In your copy, include every record exactly and no pictures.

Records from a dataset:
※

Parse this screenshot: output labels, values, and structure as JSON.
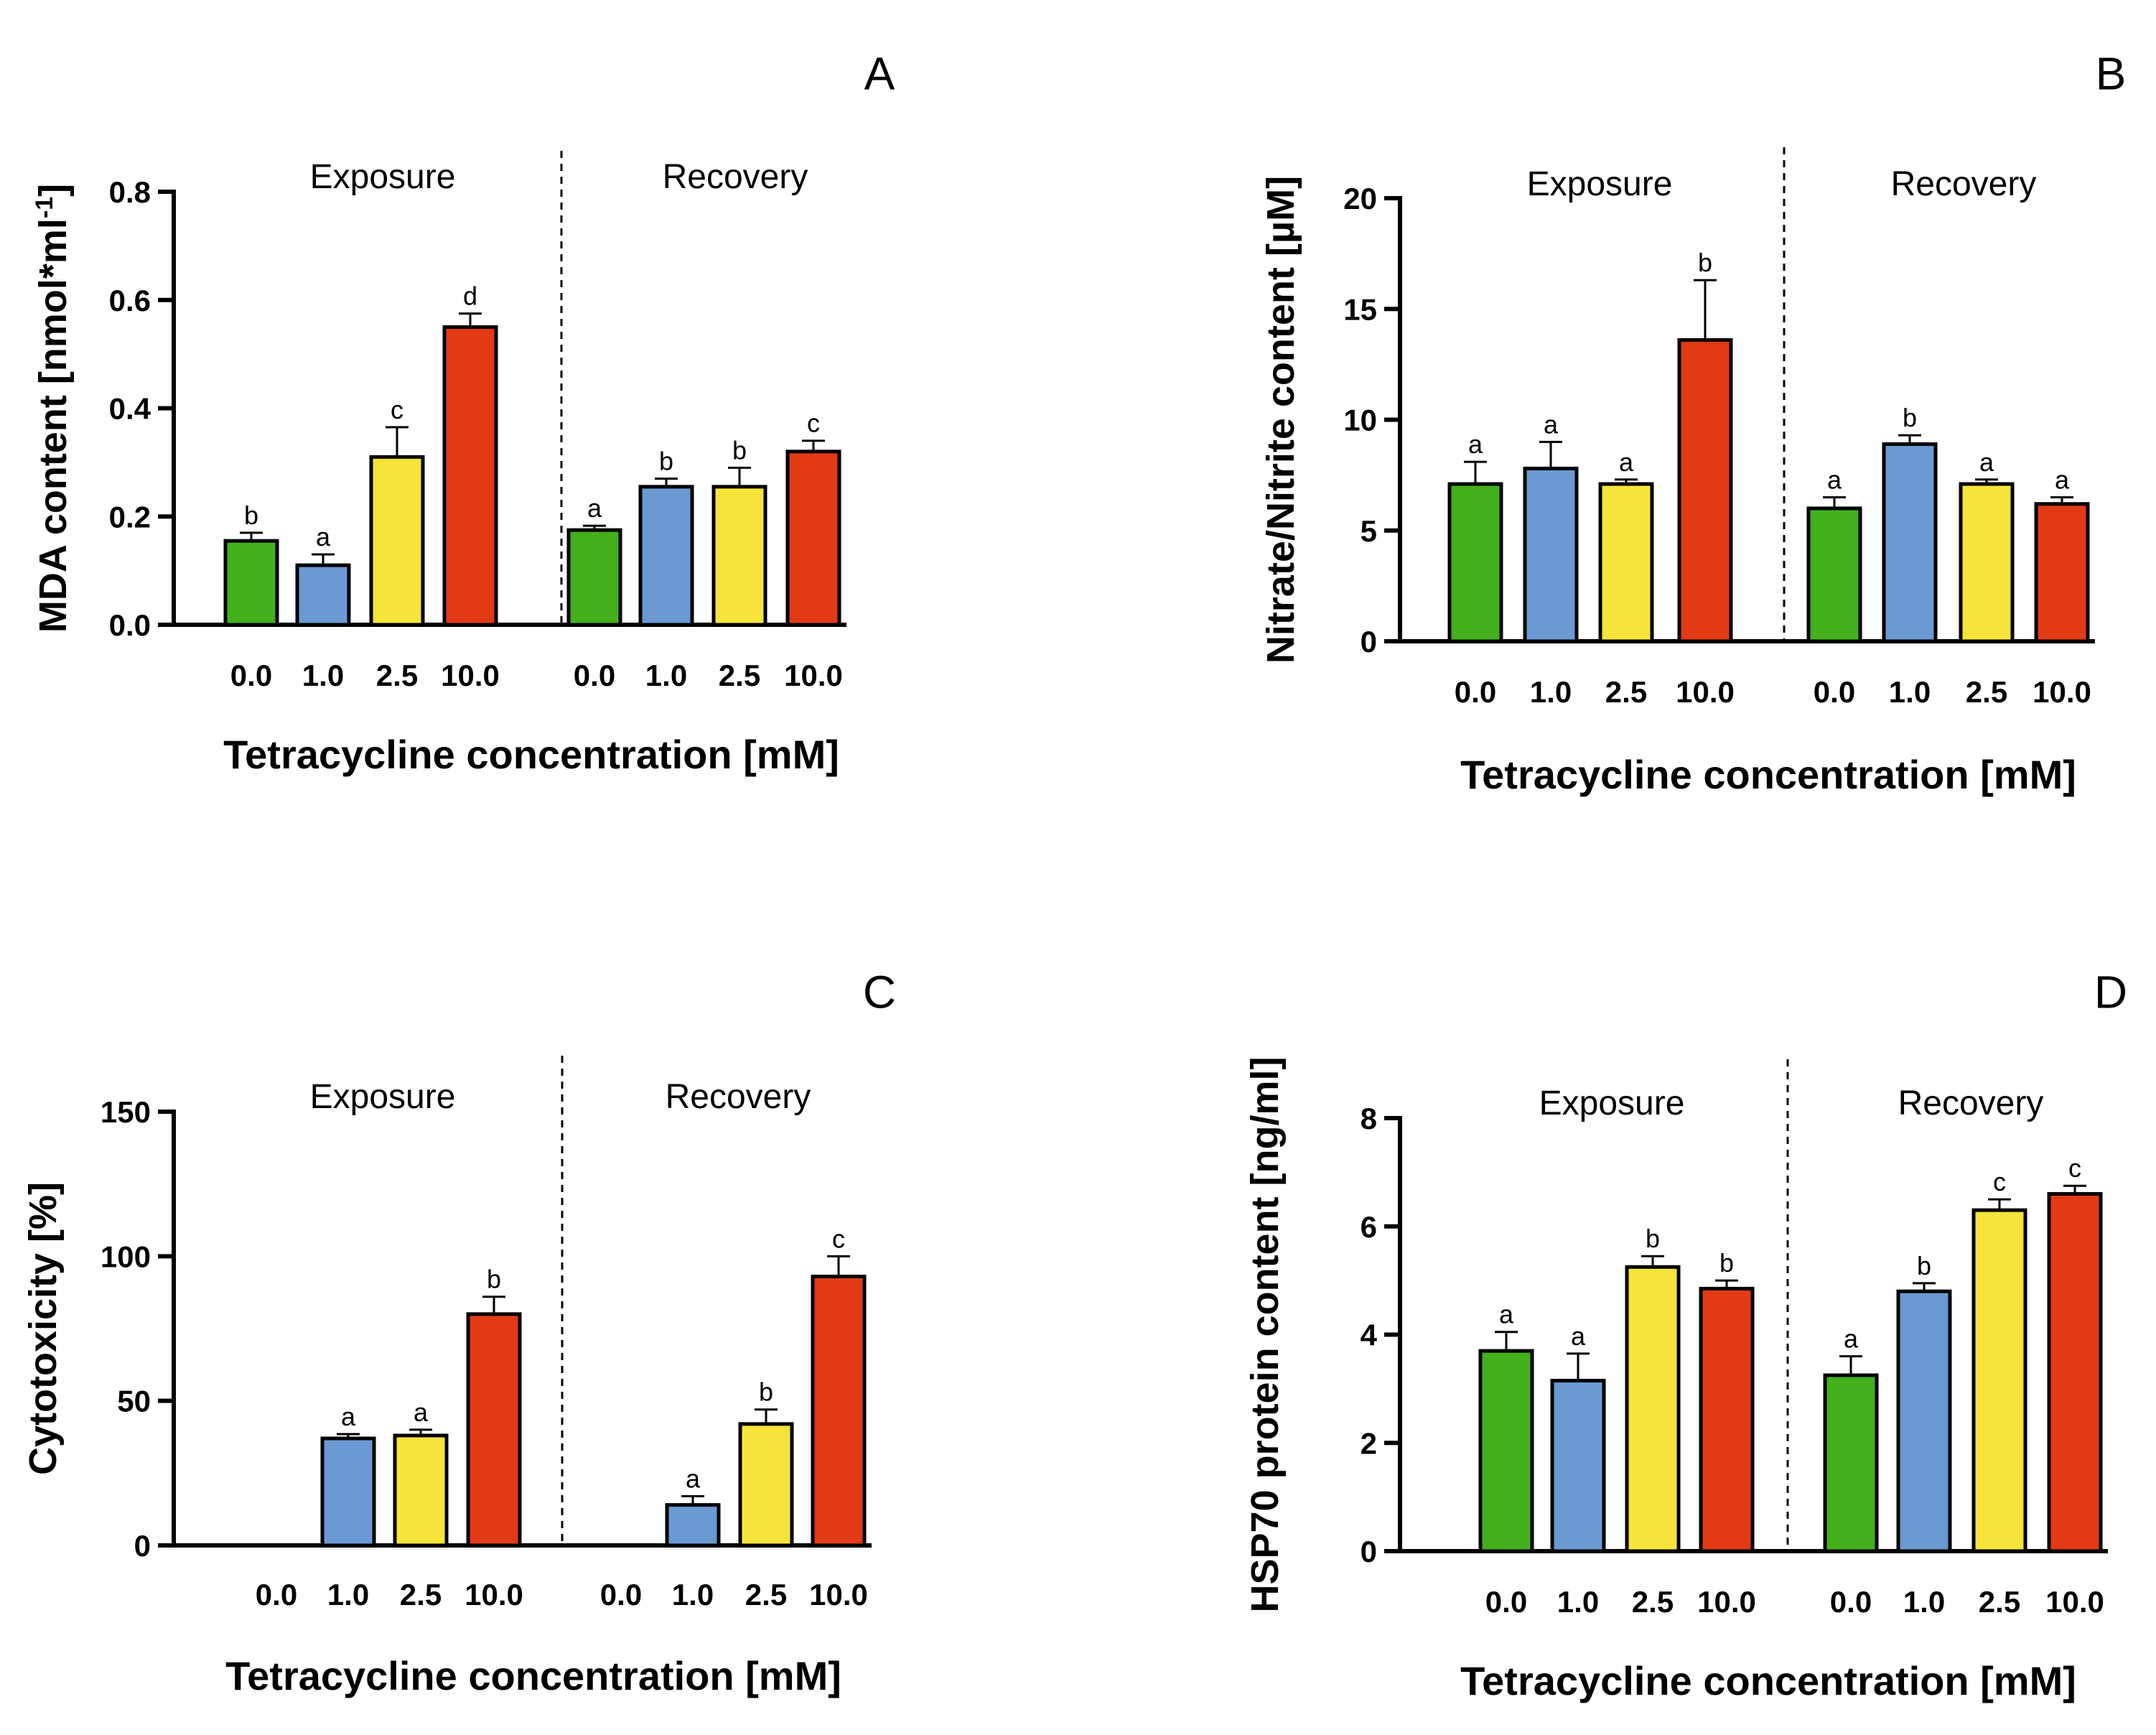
{
  "figure": {
    "colors": [
      "#43b01c",
      "#6b99d3",
      "#f6e43a",
      "#e23a15"
    ]
  },
  "chart_data": [
    {
      "type": "bar",
      "panel": "A",
      "groups": [
        "Exposure",
        "Recovery"
      ],
      "categories": [
        "0.0",
        "1.0",
        "2.5",
        "10.0"
      ],
      "series": [
        {
          "name": "Exposure",
          "values": [
            0.155,
            0.11,
            0.31,
            0.55
          ],
          "errors": [
            0.015,
            0.02,
            0.055,
            0.025
          ],
          "letters": [
            "b",
            "a",
            "c",
            "d"
          ]
        },
        {
          "name": "Recovery",
          "values": [
            0.175,
            0.255,
            0.255,
            0.32
          ],
          "errors": [
            0.008,
            0.015,
            0.035,
            0.02
          ],
          "letters": [
            "a",
            "b",
            "b",
            "c"
          ]
        }
      ],
      "ylabel_main": "MDA content [nmol*ml",
      "ylabel_sup": "-1",
      "ylabel_end": "]",
      "xlabel": "Tetracycline concentration [mM]",
      "ylim": [
        0,
        0.8
      ],
      "yticks": [
        0,
        0.2,
        0.4,
        0.6,
        0.8
      ],
      "ytick_labels": [
        "0.0",
        "0.2",
        "0.4",
        "0.6",
        "0.8"
      ]
    },
    {
      "type": "bar",
      "panel": "B",
      "groups": [
        "Exposure",
        "Recovery"
      ],
      "categories": [
        "0.0",
        "1.0",
        "2.5",
        "10.0"
      ],
      "series": [
        {
          "name": "Exposure",
          "values": [
            7.1,
            7.8,
            7.1,
            13.6
          ],
          "errors": [
            1.0,
            1.2,
            0.2,
            2.7
          ],
          "letters": [
            "a",
            "a",
            "a",
            "b"
          ]
        },
        {
          "name": "Recovery",
          "values": [
            6.0,
            8.9,
            7.1,
            6.2
          ],
          "errors": [
            0.5,
            0.4,
            0.2,
            0.3
          ],
          "letters": [
            "a",
            "b",
            "a",
            "a"
          ]
        }
      ],
      "ylabel_main": "Nitrate/Nitrite content [µM]",
      "ylabel_sup": "",
      "ylabel_end": "",
      "xlabel": "Tetracycline concentration [mM]",
      "ylim": [
        0,
        20
      ],
      "yticks": [
        0,
        5,
        10,
        15,
        20
      ],
      "ytick_labels": [
        "0",
        "5",
        "10",
        "15",
        "20"
      ]
    },
    {
      "type": "bar",
      "panel": "C",
      "groups": [
        "Exposure",
        "Recovery"
      ],
      "categories": [
        "0.0",
        "1.0",
        "2.5",
        "10.0"
      ],
      "series": [
        {
          "name": "Exposure",
          "values": [
            0,
            37,
            38,
            80
          ],
          "errors": [
            0,
            1.5,
            2,
            6
          ],
          "letters": [
            "",
            "a",
            "a",
            "b"
          ]
        },
        {
          "name": "Recovery",
          "values": [
            0,
            14,
            42,
            93
          ],
          "errors": [
            0,
            3,
            5,
            7
          ],
          "letters": [
            "",
            "a",
            "b",
            "c"
          ]
        }
      ],
      "ylabel_main": "Cytotoxicity [%]",
      "ylabel_sup": "",
      "ylabel_end": "",
      "xlabel": "Tetracycline concentration [mM]",
      "ylim": [
        0,
        150
      ],
      "yticks": [
        0,
        50,
        100,
        150
      ],
      "ytick_labels": [
        "0",
        "50",
        "100",
        "150"
      ]
    },
    {
      "type": "bar",
      "panel": "D",
      "groups": [
        "Exposure",
        "Recovery"
      ],
      "categories": [
        "0.0",
        "1.0",
        "2.5",
        "10.0"
      ],
      "series": [
        {
          "name": "Exposure",
          "values": [
            3.7,
            3.15,
            5.25,
            4.85
          ],
          "errors": [
            0.35,
            0.5,
            0.2,
            0.15
          ],
          "letters": [
            "a",
            "a",
            "b",
            "b"
          ]
        },
        {
          "name": "Recovery",
          "values": [
            3.25,
            4.8,
            6.3,
            6.6
          ],
          "errors": [
            0.35,
            0.15,
            0.2,
            0.15
          ],
          "letters": [
            "a",
            "b",
            "c",
            "c"
          ]
        }
      ],
      "ylabel_main": "HSP70 protein content [ng/ml]",
      "ylabel_sup": "",
      "ylabel_end": "",
      "xlabel": "Tetracycline concentration [mM]",
      "ylim": [
        0,
        8
      ],
      "yticks": [
        0,
        2,
        4,
        6,
        8
      ],
      "ytick_labels": [
        "0",
        "2",
        "4",
        "6",
        "8"
      ]
    }
  ]
}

※

OUTPUT OF THE EXERCISE:
Parse this screenshot: output labels, values, and structure as JSON.
{
  "figure": {
    "colors": [
      "#43b01c",
      "#6b99d3",
      "#f6e43a",
      "#e23a15"
    ]
  },
  "chart_data": [
    {
      "type": "bar",
      "panel": "A",
      "groups": [
        "Exposure",
        "Recovery"
      ],
      "categories": [
        "0.0",
        "1.0",
        "2.5",
        "10.0"
      ],
      "series": [
        {
          "name": "Exposure",
          "values": [
            0.155,
            0.11,
            0.31,
            0.55
          ],
          "errors": [
            0.015,
            0.02,
            0.055,
            0.025
          ],
          "letters": [
            "b",
            "a",
            "c",
            "d"
          ]
        },
        {
          "name": "Recovery",
          "values": [
            0.175,
            0.255,
            0.255,
            0.32
          ],
          "errors": [
            0.008,
            0.015,
            0.035,
            0.02
          ],
          "letters": [
            "a",
            "b",
            "b",
            "c"
          ]
        }
      ],
      "ylabel_main": "MDA content [nmol*ml",
      "ylabel_sup": "-1",
      "ylabel_end": "]",
      "xlabel": "Tetracycline concentration [mM]",
      "ylim": [
        0,
        0.8
      ],
      "yticks": [
        0,
        0.2,
        0.4,
        0.6,
        0.8
      ],
      "ytick_labels": [
        "0.0",
        "0.2",
        "0.4",
        "0.6",
        "0.8"
      ]
    },
    {
      "type": "bar",
      "panel": "B",
      "groups": [
        "Exposure",
        "Recovery"
      ],
      "categories": [
        "0.0",
        "1.0",
        "2.5",
        "10.0"
      ],
      "series": [
        {
          "name": "Exposure",
          "values": [
            7.1,
            7.8,
            7.1,
            13.6
          ],
          "errors": [
            1.0,
            1.2,
            0.2,
            2.7
          ],
          "letters": [
            "a",
            "a",
            "a",
            "b"
          ]
        },
        {
          "name": "Recovery",
          "values": [
            6.0,
            8.9,
            7.1,
            6.2
          ],
          "errors": [
            0.5,
            0.4,
            0.2,
            0.3
          ],
          "letters": [
            "a",
            "b",
            "a",
            "a"
          ]
        }
      ],
      "ylabel_main": "Nitrate/Nitrite content [µM]",
      "ylabel_sup": "",
      "ylabel_end": "",
      "xlabel": "Tetracycline concentration [mM]",
      "ylim": [
        0,
        20
      ],
      "yticks": [
        0,
        5,
        10,
        15,
        20
      ],
      "ytick_labels": [
        "0",
        "5",
        "10",
        "15",
        "20"
      ]
    },
    {
      "type": "bar",
      "panel": "C",
      "groups": [
        "Exposure",
        "Recovery"
      ],
      "categories": [
        "0.0",
        "1.0",
        "2.5",
        "10.0"
      ],
      "series": [
        {
          "name": "Exposure",
          "values": [
            0,
            37,
            38,
            80
          ],
          "errors": [
            0,
            1.5,
            2,
            6
          ],
          "letters": [
            "",
            "a",
            "a",
            "b"
          ]
        },
        {
          "name": "Recovery",
          "values": [
            0,
            14,
            42,
            93
          ],
          "errors": [
            0,
            3,
            5,
            7
          ],
          "letters": [
            "",
            "a",
            "b",
            "c"
          ]
        }
      ],
      "ylabel_main": "Cytotoxicity [%]",
      "ylabel_sup": "",
      "ylabel_end": "",
      "xlabel": "Tetracycline concentration [mM]",
      "ylim": [
        0,
        150
      ],
      "yticks": [
        0,
        50,
        100,
        150
      ],
      "ytick_labels": [
        "0",
        "50",
        "100",
        "150"
      ]
    },
    {
      "type": "bar",
      "panel": "D",
      "groups": [
        "Exposure",
        "Recovery"
      ],
      "categories": [
        "0.0",
        "1.0",
        "2.5",
        "10.0"
      ],
      "series": [
        {
          "name": "Exposure",
          "values": [
            3.7,
            3.15,
            5.25,
            4.85
          ],
          "errors": [
            0.35,
            0.5,
            0.2,
            0.15
          ],
          "letters": [
            "a",
            "a",
            "b",
            "b"
          ]
        },
        {
          "name": "Recovery",
          "values": [
            3.25,
            4.8,
            6.3,
            6.6
          ],
          "errors": [
            0.35,
            0.15,
            0.2,
            0.15
          ],
          "letters": [
            "a",
            "b",
            "c",
            "c"
          ]
        }
      ],
      "ylabel_main": "HSP70 protein content [ng/ml]",
      "ylabel_sup": "",
      "ylabel_end": "",
      "xlabel": "Tetracycline concentration [mM]",
      "ylim": [
        0,
        8
      ],
      "yticks": [
        0,
        2,
        4,
        6,
        8
      ],
      "ytick_labels": [
        "0",
        "2",
        "4",
        "6",
        "8"
      ]
    }
  ]
}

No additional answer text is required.